### Set exercise
Reproduce all of the data exactly, with no line skipped.

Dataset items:
============================================================

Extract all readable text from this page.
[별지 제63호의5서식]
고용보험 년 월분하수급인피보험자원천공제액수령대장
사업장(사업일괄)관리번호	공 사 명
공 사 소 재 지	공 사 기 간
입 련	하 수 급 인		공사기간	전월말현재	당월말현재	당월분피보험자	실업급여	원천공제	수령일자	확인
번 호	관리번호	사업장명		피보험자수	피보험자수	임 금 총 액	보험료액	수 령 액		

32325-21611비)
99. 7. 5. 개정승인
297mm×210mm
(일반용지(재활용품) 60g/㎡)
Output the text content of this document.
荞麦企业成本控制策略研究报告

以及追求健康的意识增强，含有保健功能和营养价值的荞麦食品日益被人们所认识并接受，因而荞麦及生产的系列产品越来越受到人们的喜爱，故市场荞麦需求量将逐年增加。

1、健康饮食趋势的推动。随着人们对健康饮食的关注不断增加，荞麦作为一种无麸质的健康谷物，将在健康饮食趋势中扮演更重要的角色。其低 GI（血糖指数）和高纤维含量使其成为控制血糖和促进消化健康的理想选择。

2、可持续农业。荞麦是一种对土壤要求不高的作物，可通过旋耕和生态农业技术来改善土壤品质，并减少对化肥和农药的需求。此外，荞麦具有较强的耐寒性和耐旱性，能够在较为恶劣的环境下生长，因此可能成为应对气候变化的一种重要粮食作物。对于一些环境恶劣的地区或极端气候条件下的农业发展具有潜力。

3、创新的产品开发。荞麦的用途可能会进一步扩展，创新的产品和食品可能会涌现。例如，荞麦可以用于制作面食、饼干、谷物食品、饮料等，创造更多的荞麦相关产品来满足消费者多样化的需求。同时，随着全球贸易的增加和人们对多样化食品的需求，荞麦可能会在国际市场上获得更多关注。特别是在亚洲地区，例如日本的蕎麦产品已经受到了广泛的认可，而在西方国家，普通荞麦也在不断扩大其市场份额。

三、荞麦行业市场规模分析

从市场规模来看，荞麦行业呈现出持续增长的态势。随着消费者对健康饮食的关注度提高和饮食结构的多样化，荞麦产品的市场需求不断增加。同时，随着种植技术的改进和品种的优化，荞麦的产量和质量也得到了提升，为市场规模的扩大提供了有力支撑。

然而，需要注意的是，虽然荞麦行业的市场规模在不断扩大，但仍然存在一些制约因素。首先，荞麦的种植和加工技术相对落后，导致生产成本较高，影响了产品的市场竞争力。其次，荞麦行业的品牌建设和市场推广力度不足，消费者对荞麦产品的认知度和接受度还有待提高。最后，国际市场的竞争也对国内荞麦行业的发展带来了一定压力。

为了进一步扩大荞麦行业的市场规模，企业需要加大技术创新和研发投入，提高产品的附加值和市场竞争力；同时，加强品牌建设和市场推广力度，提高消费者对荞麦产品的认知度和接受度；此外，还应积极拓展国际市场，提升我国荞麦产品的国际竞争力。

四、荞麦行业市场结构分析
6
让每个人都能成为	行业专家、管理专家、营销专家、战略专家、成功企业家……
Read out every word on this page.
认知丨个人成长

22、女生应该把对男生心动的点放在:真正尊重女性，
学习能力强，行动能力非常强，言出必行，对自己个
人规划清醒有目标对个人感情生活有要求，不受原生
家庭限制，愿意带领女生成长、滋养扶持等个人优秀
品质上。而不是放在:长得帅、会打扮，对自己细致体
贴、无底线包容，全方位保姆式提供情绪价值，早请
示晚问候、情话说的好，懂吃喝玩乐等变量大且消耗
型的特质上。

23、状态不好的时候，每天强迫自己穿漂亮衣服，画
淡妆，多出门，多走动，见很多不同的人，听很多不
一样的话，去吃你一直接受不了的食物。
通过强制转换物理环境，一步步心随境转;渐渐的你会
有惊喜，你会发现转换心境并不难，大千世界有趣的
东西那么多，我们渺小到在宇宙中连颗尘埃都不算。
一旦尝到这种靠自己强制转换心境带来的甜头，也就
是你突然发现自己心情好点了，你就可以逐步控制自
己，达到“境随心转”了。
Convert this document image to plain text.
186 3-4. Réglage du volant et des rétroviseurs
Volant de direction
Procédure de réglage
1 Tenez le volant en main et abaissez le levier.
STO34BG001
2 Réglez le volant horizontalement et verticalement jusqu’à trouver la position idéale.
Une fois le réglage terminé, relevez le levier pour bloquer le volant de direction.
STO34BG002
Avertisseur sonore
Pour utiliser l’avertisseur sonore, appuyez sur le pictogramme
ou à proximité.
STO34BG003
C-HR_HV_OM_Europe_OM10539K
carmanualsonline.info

============================================================

### Complete response
Extract all readable text from this page.
[별지 제63호의5서식]
고용보험 년 월분하수급인피보험자원천공제액수령대장
사업장(사업일괄)관리번호	공 사 명
공 사 소 재 지	공 사 기 간
입 련	하 수 급 인		공사기간	전월말현재	당월말현재	당월분피보험자	실업급여	원천공제	수령일자	확인
번 호	관리번호	사업장명		피보험자수	피보험자수	임 금 총 액	보험료액	수 령 액		

32325-21611비)
99. 7. 5. 개정승인
297mm×210mm
(일반용지(재활용품) 60g/㎡)
Output the text content of this document.
荞麦企业成本控制策略研究报告

以及追求健康的意识增强，含有保健功能和营养价值的荞麦食品日益被人们所认识并接受，因而荞麦及生产的系列产品越来越受到人们的喜爱，故市场荞麦需求量将逐年增加。

1、健康饮食趋势的推动。随着人们对健康饮食的关注不断增加，荞麦作为一种无麸质的健康谷物，将在健康饮食趋势中扮演更重要的角色。其低 GI（血糖指数）和高纤维含量使其成为控制血糖和促进消化健康的理想选择。

2、可持续农业。荞麦是一种对土壤要求不高的作物，可通过旋耕和生态农业技术来改善土壤品质，并减少对化肥和农药的需求。此外，荞麦具有较强的耐寒性和耐旱性，能够在较为恶劣的环境下生长，因此可能成为应对气候变化的一种重要粮食作物。对于一些环境恶劣的地区或极端气候条件下的农业发展具有潜力。

3、创新的产品开发。荞麦的用途可能会进一步扩展，创新的产品和食品可能会涌现。例如，荞麦可以用于制作面食、饼干、谷物食品、饮料等，创造更多的荞麦相关产品来满足消费者多样化的需求。同时，随着全球贸易的增加和人们对多样化食品的需求，荞麦可能会在国际市场上获得更多关注。特别是在亚洲地区，例如日本的蕎麦产品已经受到了广泛的认可，而在西方国家，普通荞麦也在不断扩大其市场份额。

三、荞麦行业市场规模分析

从市场规模来看，荞麦行业呈现出持续增长的态势。随着消费者对健康饮食的关注度提高和饮食结构的多样化，荞麦产品的市场需求不断增加。同时，随着种植技术的改进和品种的优化，荞麦的产量和质量也得到了提升，为市场规模的扩大提供了有力支撑。

然而，需要注意的是，虽然荞麦行业的市场规模在不断扩大，但仍然存在一些制约因素。首先，荞麦的种植和加工技术相对落后，导致生产成本较高，影响了产品的市场竞争力。其次，荞麦行业的品牌建设和市场推广力度不足，消费者对荞麦产品的认知度和接受度还有待提高。最后，国际市场的竞争也对国内荞麦行业的发展带来了一定压力。

为了进一步扩大荞麦行业的市场规模，企业需要加大技术创新和研发投入，提高产品的附加值和市场竞争力；同时，加强品牌建设和市场推广力度，提高消费者对荞麦产品的认知度和接受度；此外，还应积极拓展国际市场，提升我国荞麦产品的国际竞争力。

四、荞麦行业市场结构分析
6
让每个人都能成为	行业专家、管理专家、营销专家、战略专家、成功企业家……
Read out every word on this page.
认知丨个人成长

22、女生应该把对男生心动的点放在:真正尊重女性，
学习能力强，行动能力非常强，言出必行，对自己个
人规划清醒有目标对个人感情生活有要求，不受原生
家庭限制，愿意带领女生成长、滋养扶持等个人优秀
品质上。而不是放在:长得帅、会打扮，对自己细致体
贴、无底线包容，全方位保姆式提供情绪价值，早请
示晚问候、情话说的好，懂吃喝玩乐等变量大且消耗
型的特质上。

23、状态不好的时候，每天强迫自己穿漂亮衣服，画
淡妆，多出门，多走动，见很多不同的人，听很多不
一样的话，去吃你一直接受不了的食物。
通过强制转换物理环境，一步步心随境转;渐渐的你会
有惊喜，你会发现转换心境并不难，大千世界有趣的
东西那么多，我们渺小到在宇宙中连颗尘埃都不算。
一旦尝到这种靠自己强制转换心境带来的甜头，也就
是你突然发现自己心情好点了，你就可以逐步控制自
己，达到“境随心转”了。
Convert this document image to plain text.
186 3-4. Réglage du volant et des rétroviseurs
Volant de direction
Procédure de réglage
1 Tenez le volant en main et abaissez le levier.
STO34BG001
2 Réglez le volant horizontalement et verticalement jusqu’à trouver la position idéale.
Une fois le réglage terminé, relevez le levier pour bloquer le volant de direction.
STO34BG002
Avertisseur sonore
Pour utiliser l’avertisseur sonore, appuyez sur le pictogramme
ou à proximité.
STO34BG003
C-HR_HV_OM_Europe_OM10539K
carmanualsonline.info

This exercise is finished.